▶ _Exercise description_:
Output the material below in its entirety, exactly as given.
*-*-*
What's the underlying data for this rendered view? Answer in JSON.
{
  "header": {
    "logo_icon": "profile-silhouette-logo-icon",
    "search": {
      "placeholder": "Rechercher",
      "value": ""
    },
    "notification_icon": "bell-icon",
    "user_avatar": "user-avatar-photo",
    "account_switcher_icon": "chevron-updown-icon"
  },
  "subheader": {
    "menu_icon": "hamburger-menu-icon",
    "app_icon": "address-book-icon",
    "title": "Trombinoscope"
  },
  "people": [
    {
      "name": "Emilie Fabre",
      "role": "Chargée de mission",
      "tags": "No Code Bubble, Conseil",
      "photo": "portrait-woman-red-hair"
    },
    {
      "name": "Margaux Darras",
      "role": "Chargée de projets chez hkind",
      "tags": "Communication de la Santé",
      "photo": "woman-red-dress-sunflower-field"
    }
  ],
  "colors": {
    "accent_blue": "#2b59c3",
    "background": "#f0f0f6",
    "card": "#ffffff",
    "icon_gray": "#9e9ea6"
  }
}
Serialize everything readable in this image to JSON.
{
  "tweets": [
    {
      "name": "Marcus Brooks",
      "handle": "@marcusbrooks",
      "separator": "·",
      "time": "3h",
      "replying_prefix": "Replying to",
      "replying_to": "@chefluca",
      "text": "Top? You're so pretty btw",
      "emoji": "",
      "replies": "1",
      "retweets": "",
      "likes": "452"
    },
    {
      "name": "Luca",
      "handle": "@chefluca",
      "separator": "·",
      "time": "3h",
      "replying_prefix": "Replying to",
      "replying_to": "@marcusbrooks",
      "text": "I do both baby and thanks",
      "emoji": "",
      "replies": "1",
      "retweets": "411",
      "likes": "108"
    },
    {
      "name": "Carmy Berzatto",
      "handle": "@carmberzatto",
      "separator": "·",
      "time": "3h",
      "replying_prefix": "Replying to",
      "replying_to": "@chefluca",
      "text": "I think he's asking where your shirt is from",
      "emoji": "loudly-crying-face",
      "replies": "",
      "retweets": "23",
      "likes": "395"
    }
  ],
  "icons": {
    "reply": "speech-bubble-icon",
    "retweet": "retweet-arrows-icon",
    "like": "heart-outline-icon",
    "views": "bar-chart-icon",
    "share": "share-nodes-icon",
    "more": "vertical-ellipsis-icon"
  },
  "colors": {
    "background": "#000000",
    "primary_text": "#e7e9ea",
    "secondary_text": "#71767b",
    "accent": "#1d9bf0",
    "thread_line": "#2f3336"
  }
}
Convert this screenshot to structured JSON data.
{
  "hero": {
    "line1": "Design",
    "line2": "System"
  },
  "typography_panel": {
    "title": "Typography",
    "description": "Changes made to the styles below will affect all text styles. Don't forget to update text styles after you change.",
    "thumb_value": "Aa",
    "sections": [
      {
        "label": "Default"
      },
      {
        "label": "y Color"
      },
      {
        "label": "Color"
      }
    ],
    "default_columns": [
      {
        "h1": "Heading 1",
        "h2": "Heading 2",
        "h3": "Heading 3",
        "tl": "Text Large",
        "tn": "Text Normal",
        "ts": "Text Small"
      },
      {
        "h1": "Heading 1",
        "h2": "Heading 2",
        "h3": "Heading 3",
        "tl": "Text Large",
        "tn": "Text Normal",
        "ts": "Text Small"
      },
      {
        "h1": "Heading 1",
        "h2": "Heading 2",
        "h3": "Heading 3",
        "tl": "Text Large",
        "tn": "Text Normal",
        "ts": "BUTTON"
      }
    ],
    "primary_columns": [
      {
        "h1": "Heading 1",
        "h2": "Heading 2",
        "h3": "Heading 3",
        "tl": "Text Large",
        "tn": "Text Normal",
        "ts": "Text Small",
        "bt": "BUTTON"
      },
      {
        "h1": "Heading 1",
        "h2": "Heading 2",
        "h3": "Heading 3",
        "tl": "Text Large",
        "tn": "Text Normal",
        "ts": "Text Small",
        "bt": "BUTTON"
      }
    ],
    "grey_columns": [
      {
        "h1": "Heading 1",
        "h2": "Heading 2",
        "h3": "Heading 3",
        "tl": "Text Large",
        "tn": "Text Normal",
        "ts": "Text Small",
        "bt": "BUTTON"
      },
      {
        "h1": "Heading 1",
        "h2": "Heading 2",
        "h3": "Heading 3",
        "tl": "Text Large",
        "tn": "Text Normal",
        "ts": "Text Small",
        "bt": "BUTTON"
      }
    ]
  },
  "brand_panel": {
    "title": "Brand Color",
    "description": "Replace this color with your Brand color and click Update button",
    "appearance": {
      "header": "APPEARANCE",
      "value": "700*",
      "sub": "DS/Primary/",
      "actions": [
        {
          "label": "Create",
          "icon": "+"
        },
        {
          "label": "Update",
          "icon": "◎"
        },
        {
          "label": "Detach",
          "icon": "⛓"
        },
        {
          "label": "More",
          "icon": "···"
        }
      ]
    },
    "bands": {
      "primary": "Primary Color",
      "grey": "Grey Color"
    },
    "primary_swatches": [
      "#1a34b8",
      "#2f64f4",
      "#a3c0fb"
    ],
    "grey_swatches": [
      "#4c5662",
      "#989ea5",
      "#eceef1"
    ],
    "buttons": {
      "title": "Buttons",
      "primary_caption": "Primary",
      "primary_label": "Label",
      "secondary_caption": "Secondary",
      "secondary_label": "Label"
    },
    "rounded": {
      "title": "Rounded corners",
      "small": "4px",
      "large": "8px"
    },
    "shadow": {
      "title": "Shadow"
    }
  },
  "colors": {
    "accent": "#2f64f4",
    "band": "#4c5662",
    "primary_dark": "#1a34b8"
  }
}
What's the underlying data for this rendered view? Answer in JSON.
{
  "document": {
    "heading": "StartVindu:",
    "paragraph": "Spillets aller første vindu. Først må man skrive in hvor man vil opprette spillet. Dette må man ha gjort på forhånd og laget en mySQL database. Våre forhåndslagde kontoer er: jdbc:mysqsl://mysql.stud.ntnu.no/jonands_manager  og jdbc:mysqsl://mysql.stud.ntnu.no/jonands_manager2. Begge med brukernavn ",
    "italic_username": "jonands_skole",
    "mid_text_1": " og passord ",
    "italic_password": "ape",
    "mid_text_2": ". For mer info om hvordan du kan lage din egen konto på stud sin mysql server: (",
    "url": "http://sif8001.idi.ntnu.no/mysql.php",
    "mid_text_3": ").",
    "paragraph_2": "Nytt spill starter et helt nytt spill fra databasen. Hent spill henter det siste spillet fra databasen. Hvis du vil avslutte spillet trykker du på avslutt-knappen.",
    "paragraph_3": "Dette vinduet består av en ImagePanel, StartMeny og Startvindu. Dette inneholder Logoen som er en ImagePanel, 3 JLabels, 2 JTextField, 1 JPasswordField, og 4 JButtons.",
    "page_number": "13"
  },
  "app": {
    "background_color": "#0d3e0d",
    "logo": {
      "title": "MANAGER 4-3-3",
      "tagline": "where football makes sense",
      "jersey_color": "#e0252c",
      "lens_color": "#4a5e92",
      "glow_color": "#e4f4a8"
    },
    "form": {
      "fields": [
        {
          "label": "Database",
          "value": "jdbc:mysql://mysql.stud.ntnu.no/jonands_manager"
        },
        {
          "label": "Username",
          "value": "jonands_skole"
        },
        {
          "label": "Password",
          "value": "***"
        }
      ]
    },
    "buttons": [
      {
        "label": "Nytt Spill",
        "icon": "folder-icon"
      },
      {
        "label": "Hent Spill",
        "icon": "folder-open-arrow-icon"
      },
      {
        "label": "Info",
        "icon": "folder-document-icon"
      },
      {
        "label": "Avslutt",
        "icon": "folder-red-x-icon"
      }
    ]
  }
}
*-*-*
▶ _Solution to this exercise_:
What's the underlying data for this rendered view? Answer in JSON.
{
  "header": {
    "logo_icon": "profile-silhouette-logo-icon",
    "search": {
      "placeholder": "Rechercher",
      "value": ""
    },
    "notification_icon": "bell-icon",
    "user_avatar": "user-avatar-photo",
    "account_switcher_icon": "chevron-updown-icon"
  },
  "subheader": {
    "menu_icon": "hamburger-menu-icon",
    "app_icon": "address-book-icon",
    "title": "Trombinoscope"
  },
  "people": [
    {
      "name": "Emilie Fabre",
      "role": "Chargée de mission",
      "tags": "No Code Bubble, Conseil",
      "photo": "portrait-woman-red-hair"
    },
    {
      "name": "Margaux Darras",
      "role": "Chargée de projets chez hkind",
      "tags": "Communication de la Santé",
      "photo": "woman-red-dress-sunflower-field"
    }
  ],
  "colors": {
    "accent_blue": "#2b59c3",
    "background": "#f0f0f6",
    "card": "#ffffff",
    "icon_gray": "#9e9ea6"
  }
}
Serialize everything readable in this image to JSON.
{
  "tweets": [
    {
      "name": "Marcus Brooks",
      "handle": "@marcusbrooks",
      "separator": "·",
      "time": "3h",
      "replying_prefix": "Replying to",
      "replying_to": "@chefluca",
      "text": "Top? You're so pretty btw",
      "emoji": "",
      "replies": "1",
      "retweets": "",
      "likes": "452"
    },
    {
      "name": "Luca",
      "handle": "@chefluca",
      "separator": "·",
      "time": "3h",
      "replying_prefix": "Replying to",
      "replying_to": "@marcusbrooks",
      "text": "I do both baby and thanks",
      "emoji": "",
      "replies": "1",
      "retweets": "411",
      "likes": "108"
    },
    {
      "name": "Carmy Berzatto",
      "handle": "@carmberzatto",
      "separator": "·",
      "time": "3h",
      "replying_prefix": "Replying to",
      "replying_to": "@chefluca",
      "text": "I think he's asking where your shirt is from",
      "emoji": "loudly-crying-face",
      "replies": "",
      "retweets": "23",
      "likes": "395"
    }
  ],
  "icons": {
    "reply": "speech-bubble-icon",
    "retweet": "retweet-arrows-icon",
    "like": "heart-outline-icon",
    "views": "bar-chart-icon",
    "share": "share-nodes-icon",
    "more": "vertical-ellipsis-icon"
  },
  "colors": {
    "background": "#000000",
    "primary_text": "#e7e9ea",
    "secondary_text": "#71767b",
    "accent": "#1d9bf0",
    "thread_line": "#2f3336"
  }
}
Convert this screenshot to structured JSON data.
{
  "hero": {
    "line1": "Design",
    "line2": "System"
  },
  "typography_panel": {
    "title": "Typography",
    "description": "Changes made to the styles below will affect all text styles. Don't forget to update text styles after you change.",
    "thumb_value": "Aa",
    "sections": [
      {
        "label": "Default"
      },
      {
        "label": "y Color"
      },
      {
        "label": "Color"
      }
    ],
    "default_columns": [
      {
        "h1": "Heading 1",
        "h2": "Heading 2",
        "h3": "Heading 3",
        "tl": "Text Large",
        "tn": "Text Normal",
        "ts": "Text Small"
      },
      {
        "h1": "Heading 1",
        "h2": "Heading 2",
        "h3": "Heading 3",
        "tl": "Text Large",
        "tn": "Text Normal",
        "ts": "Text Small"
      },
      {
        "h1": "Heading 1",
        "h2": "Heading 2",
        "h3": "Heading 3",
        "tl": "Text Large",
        "tn": "Text Normal",
        "ts": "BUTTON"
      }
    ],
    "primary_columns": [
      {
        "h1": "Heading 1",
        "h2": "Heading 2",
        "h3": "Heading 3",
        "tl": "Text Large",
        "tn": "Text Normal",
        "ts": "Text Small",
        "bt": "BUTTON"
      },
      {
        "h1": "Heading 1",
        "h2": "Heading 2",
        "h3": "Heading 3",
        "tl": "Text Large",
        "tn": "Text Normal",
        "ts": "Text Small",
        "bt": "BUTTON"
      }
    ],
    "grey_columns": [
      {
        "h1": "Heading 1",
        "h2": "Heading 2",
        "h3": "Heading 3",
        "tl": "Text Large",
        "tn": "Text Normal",
        "ts": "Text Small",
        "bt": "BUTTON"
      },
      {
        "h1": "Heading 1",
        "h2": "Heading 2",
        "h3": "Heading 3",
        "tl": "Text Large",
        "tn": "Text Normal",
        "ts": "Text Small",
        "bt": "BUTTON"
      }
    ]
  },
  "brand_panel": {
    "title": "Brand Color",
    "description": "Replace this color with your Brand color and click Update button",
    "appearance": {
      "header": "APPEARANCE",
      "value": "700*",
      "sub": "DS/Primary/",
      "actions": [
        {
          "label": "Create",
          "icon": "+"
        },
        {
          "label": "Update",
          "icon": "◎"
        },
        {
          "label": "Detach",
          "icon": "⛓"
        },
        {
          "label": "More",
          "icon": "···"
        }
      ]
    },
    "bands": {
      "primary": "Primary Color",
      "grey": "Grey Color"
    },
    "primary_swatches": [
      "#1a34b8",
      "#2f64f4",
      "#a3c0fb"
    ],
    "grey_swatches": [
      "#4c5662",
      "#989ea5",
      "#eceef1"
    ],
    "buttons": {
      "title": "Buttons",
      "primary_caption": "Primary",
      "primary_label": "Label",
      "secondary_caption": "Secondary",
      "secondary_label": "Label"
    },
    "rounded": {
      "title": "Rounded corners",
      "small": "4px",
      "large": "8px"
    },
    "shadow": {
      "title": "Shadow"
    }
  },
  "colors": {
    "accent": "#2f64f4",
    "band": "#4c5662",
    "primary_dark": "#1a34b8"
  }
}
What's the underlying data for this rendered view? Answer in JSON.
{
  "document": {
    "heading": "StartVindu:",
    "paragraph": "Spillets aller første vindu. Først må man skrive in hvor man vil opprette spillet. Dette må man ha gjort på forhånd og laget en mySQL database. Våre forhåndslagde kontoer er: jdbc:mysqsl://mysql.stud.ntnu.no/jonands_manager  og jdbc:mysqsl://mysql.stud.ntnu.no/jonands_manager2. Begge med brukernavn ",
    "italic_username": "jonands_skole",
    "mid_text_1": " og passord ",
    "italic_password": "ape",
    "mid_text_2": ". For mer info om hvordan du kan lage din egen konto på stud sin mysql server: (",
    "url": "http://sif8001.idi.ntnu.no/mysql.php",
    "mid_text_3": ").",
    "paragraph_2": "Nytt spill starter et helt nytt spill fra databasen. Hent spill henter det siste spillet fra databasen. Hvis du vil avslutte spillet trykker du på avslutt-knappen.",
    "paragraph_3": "Dette vinduet består av en ImagePanel, StartMeny og Startvindu. Dette inneholder Logoen som er en ImagePanel, 3 JLabels, 2 JTextField, 1 JPasswordField, og 4 JButtons.",
    "page_number": "13"
  },
  "app": {
    "background_color": "#0d3e0d",
    "logo": {
      "title": "MANAGER 4-3-3",
      "tagline": "where football makes sense",
      "jersey_color": "#e0252c",
      "lens_color": "#4a5e92",
      "glow_color": "#e4f4a8"
    },
    "form": {
      "fields": [
        {
          "label": "Database",
          "value": "jdbc:mysql://mysql.stud.ntnu.no/jonands_manager"
        },
        {
          "label": "Username",
          "value": "jonands_skole"
        },
        {
          "label": "Password",
          "value": "***"
        }
      ]
    },
    "buttons": [
      {
        "label": "Nytt Spill",
        "icon": "folder-icon"
      },
      {
        "label": "Hent Spill",
        "icon": "folder-open-arrow-icon"
      },
      {
        "label": "Info",
        "icon": "folder-document-icon"
      },
      {
        "label": "Avslutt",
        "icon": "folder-red-x-icon"
      }
    ]
  }
}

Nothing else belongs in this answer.